(WORK TO BE COMPLETED):
In the material below, find every line with "cugowa" and pull it out.

═══ DATA FOR THE TASK

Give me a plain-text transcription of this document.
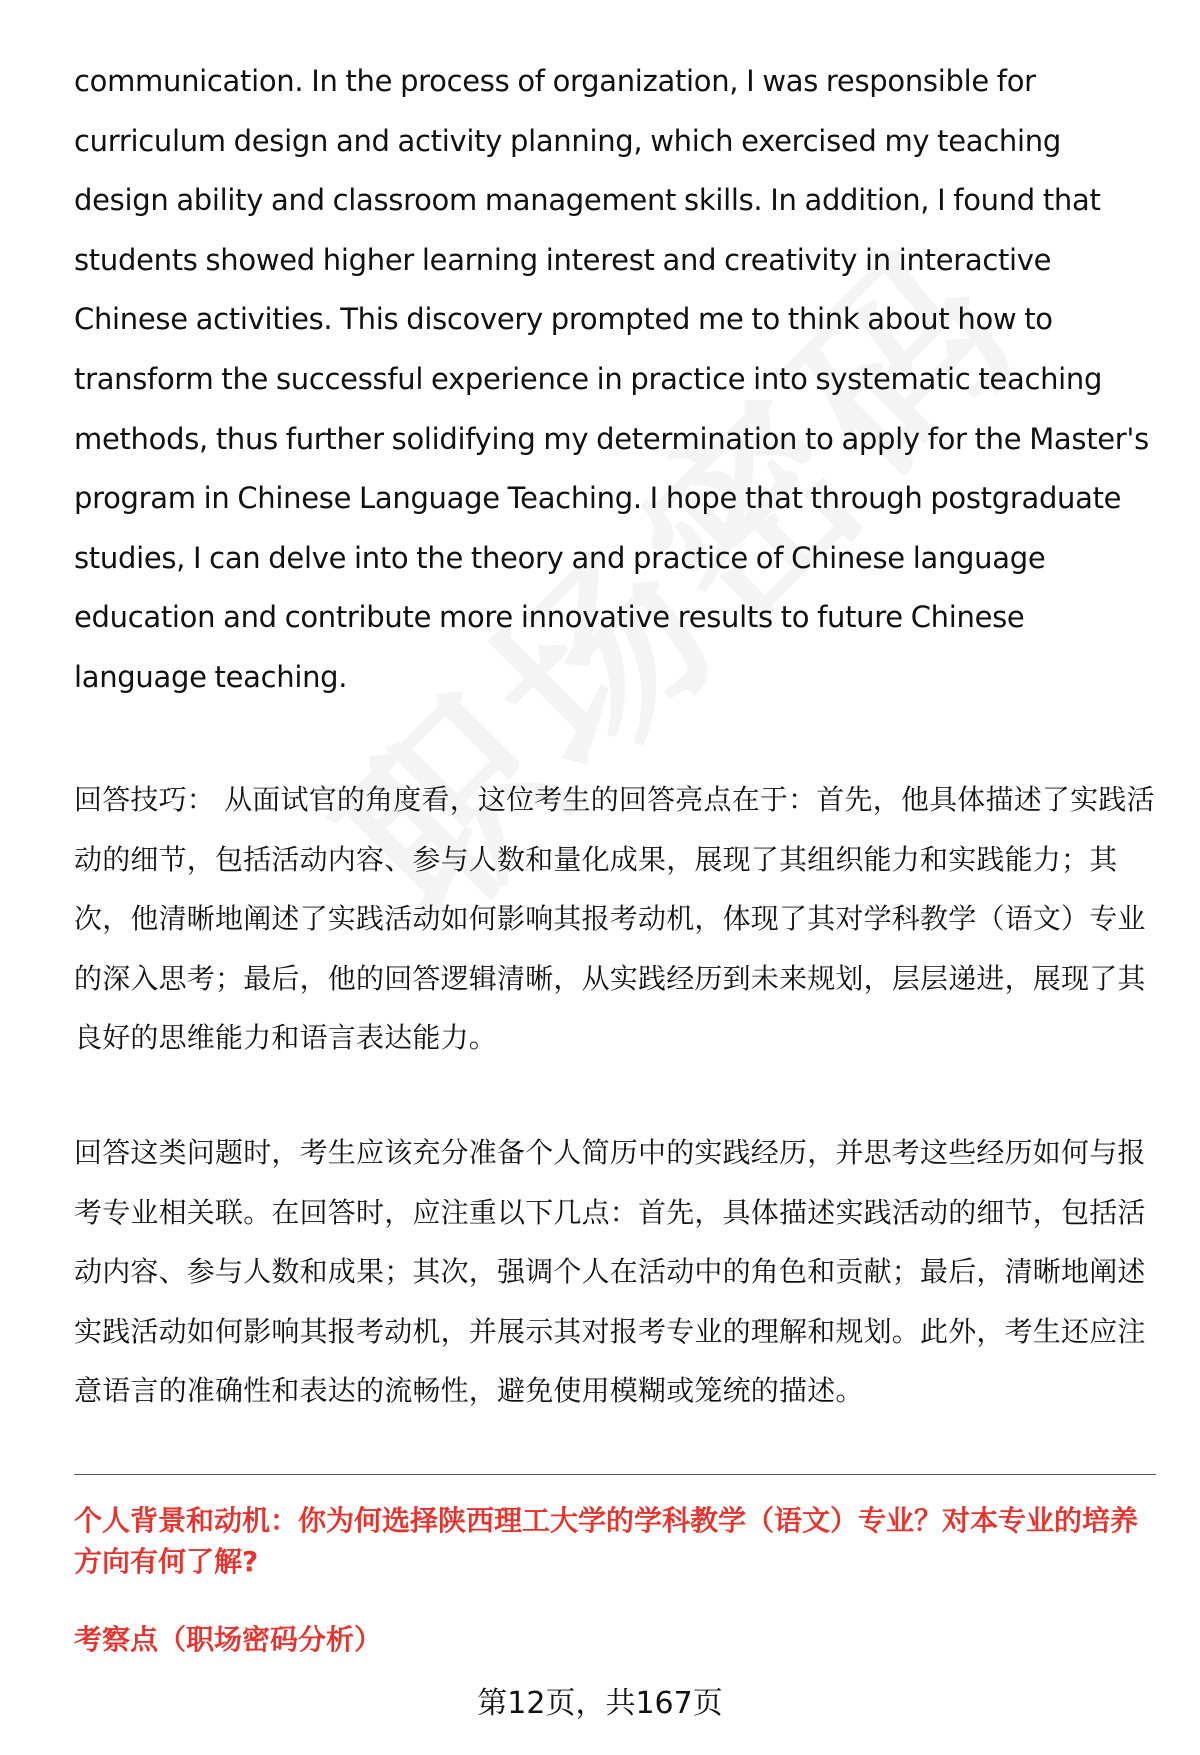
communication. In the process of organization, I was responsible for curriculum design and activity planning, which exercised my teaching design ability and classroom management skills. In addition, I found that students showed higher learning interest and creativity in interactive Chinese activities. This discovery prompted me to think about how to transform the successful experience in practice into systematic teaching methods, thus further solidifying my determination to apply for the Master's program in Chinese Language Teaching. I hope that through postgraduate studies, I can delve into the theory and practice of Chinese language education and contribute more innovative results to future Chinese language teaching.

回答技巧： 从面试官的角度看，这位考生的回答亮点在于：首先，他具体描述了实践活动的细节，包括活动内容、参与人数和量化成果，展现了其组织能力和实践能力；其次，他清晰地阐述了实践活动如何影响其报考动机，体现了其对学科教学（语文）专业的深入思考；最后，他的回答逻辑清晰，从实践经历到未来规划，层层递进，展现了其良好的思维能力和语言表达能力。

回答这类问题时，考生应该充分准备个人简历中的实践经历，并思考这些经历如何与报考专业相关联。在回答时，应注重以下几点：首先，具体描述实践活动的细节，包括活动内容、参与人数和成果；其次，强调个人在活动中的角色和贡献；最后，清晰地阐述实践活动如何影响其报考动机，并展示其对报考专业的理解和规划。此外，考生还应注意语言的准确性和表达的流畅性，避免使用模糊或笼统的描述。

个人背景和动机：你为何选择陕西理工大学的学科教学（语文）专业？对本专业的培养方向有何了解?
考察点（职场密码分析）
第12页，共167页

══════
═══ DATA FOR THE TASK

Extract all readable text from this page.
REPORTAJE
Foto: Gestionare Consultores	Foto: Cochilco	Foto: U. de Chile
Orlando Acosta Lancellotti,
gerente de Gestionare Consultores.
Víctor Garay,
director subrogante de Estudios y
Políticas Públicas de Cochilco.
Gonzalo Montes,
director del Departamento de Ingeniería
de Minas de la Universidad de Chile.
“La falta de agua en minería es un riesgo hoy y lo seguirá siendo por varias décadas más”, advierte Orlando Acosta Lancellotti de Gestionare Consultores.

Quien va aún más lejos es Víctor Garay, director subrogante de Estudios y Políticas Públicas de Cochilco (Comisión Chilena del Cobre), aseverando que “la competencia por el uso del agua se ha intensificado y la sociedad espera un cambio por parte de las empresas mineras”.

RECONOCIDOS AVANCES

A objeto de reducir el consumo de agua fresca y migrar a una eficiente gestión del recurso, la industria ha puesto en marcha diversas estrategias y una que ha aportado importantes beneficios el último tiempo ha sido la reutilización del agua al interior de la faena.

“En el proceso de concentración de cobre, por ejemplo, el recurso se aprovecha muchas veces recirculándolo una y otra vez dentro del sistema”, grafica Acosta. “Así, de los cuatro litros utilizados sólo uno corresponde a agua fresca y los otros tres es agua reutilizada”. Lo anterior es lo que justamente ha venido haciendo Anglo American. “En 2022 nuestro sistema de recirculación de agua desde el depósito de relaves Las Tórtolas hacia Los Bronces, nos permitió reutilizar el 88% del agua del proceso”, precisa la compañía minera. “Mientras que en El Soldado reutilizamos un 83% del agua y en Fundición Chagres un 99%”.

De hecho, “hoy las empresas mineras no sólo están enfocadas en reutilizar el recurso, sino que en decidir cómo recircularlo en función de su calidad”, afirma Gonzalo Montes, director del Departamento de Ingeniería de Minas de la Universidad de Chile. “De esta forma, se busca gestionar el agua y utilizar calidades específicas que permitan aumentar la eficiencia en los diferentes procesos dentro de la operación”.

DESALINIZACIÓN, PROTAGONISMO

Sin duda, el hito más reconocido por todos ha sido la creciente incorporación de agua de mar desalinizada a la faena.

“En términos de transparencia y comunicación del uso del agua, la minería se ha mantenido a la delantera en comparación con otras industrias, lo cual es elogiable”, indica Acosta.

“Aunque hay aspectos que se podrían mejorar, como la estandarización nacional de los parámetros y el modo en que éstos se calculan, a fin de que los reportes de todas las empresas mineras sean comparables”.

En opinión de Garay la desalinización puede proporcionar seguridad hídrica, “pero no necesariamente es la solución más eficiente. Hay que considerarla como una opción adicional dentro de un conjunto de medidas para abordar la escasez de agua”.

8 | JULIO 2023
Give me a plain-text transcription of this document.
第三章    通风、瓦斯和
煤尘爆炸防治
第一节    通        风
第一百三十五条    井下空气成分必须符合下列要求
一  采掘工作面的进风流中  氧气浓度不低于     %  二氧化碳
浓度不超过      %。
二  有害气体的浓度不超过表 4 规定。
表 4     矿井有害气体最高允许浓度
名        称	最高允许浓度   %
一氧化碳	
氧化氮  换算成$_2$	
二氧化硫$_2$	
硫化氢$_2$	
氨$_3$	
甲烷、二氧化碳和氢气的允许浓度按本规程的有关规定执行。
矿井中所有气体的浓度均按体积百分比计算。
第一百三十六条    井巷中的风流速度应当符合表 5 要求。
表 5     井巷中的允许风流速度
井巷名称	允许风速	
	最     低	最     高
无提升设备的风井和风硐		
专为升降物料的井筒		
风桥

══════
═══ DATA FOR THE TASK

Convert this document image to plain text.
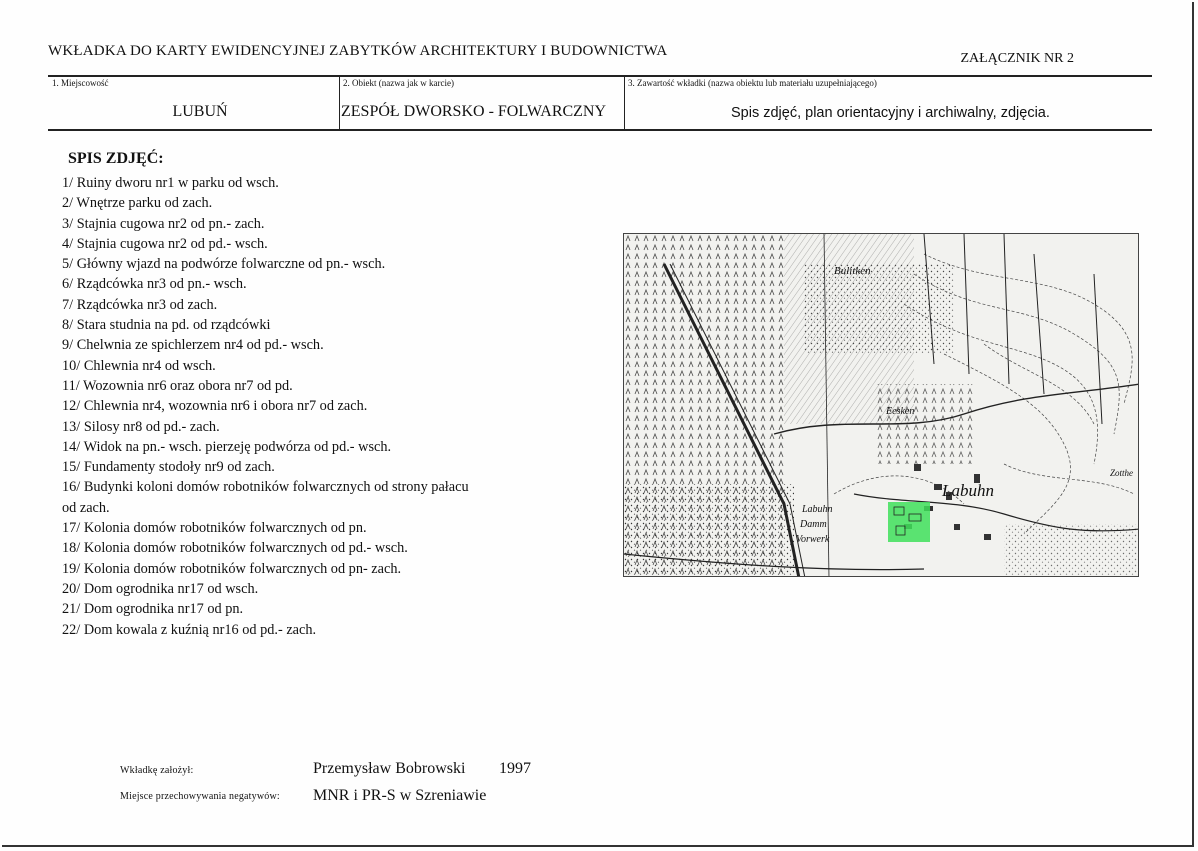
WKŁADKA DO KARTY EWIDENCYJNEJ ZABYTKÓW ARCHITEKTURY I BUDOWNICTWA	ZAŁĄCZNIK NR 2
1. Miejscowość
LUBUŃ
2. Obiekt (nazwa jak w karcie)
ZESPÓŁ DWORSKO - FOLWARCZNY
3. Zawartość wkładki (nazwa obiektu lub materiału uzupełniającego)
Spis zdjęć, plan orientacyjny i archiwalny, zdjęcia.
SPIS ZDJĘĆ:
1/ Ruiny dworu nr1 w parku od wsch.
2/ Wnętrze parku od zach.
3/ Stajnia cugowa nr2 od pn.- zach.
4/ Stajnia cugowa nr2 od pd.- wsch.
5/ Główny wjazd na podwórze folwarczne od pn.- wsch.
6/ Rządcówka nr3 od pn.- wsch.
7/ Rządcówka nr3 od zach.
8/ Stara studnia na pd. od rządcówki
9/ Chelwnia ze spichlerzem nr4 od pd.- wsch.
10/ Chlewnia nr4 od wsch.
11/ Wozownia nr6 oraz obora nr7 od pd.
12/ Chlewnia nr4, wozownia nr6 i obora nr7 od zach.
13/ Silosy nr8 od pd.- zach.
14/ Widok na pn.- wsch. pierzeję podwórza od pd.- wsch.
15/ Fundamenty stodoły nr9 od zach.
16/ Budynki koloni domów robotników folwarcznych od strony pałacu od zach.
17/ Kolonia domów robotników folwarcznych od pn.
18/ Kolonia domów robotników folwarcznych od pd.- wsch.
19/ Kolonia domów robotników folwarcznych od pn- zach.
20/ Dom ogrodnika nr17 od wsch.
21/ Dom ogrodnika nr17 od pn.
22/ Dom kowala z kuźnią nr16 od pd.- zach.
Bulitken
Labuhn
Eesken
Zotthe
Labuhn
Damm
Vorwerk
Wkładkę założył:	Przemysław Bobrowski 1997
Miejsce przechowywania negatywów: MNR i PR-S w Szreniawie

══════

(COMPLETE ANSWER):
3/ Stajnia cugowa nr2 od pn.- zach.
4/ Stajnia cugowa nr2 od pd.- wsch.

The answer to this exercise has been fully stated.